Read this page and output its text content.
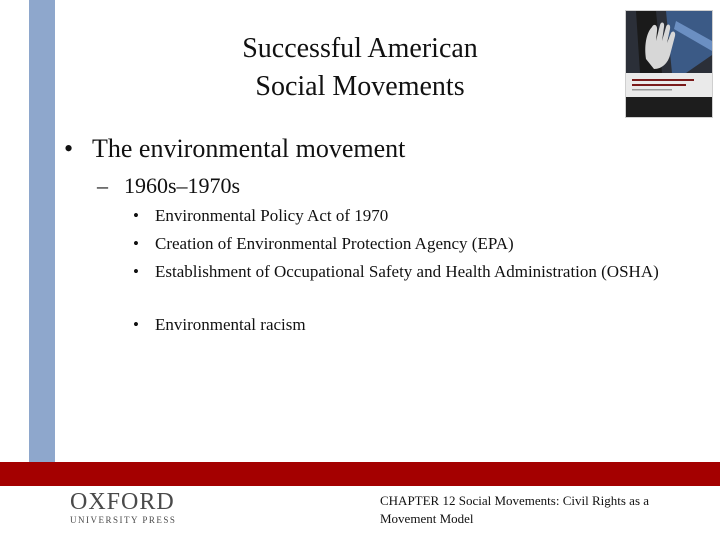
Successful American
Social Movements
• The environmental movement
– 1960s–1970s
• Environmental Policy Act of 1970
• Creation of Environmental Protection Agency (EPA)
• Establishment of Occupational Safety and Health Administration (OSHA)
• Environmental racism
OXFORD
UNIVERSITY PRESS
CHAPTER 12 Social Movements: Civil Rights as a Movement Model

· · · ·

Task description:
Return all of the entries exactly as written, but drop any pictures they hold.

Answer for the task:
Read this page and output its text content.
Successful American
Social Movements
• The environmental movement
– 1960s–1970s
• Environmental Policy Act of 1970
• Creation of Environmental Protection Agency (EPA)
• Establishment of Occupational Safety and Health Administration (OSHA)
• Environmental racism
OXFORD
UNIVERSITY PRESS
CHAPTER 12 Social Movements: Civil Rights as a Movement Model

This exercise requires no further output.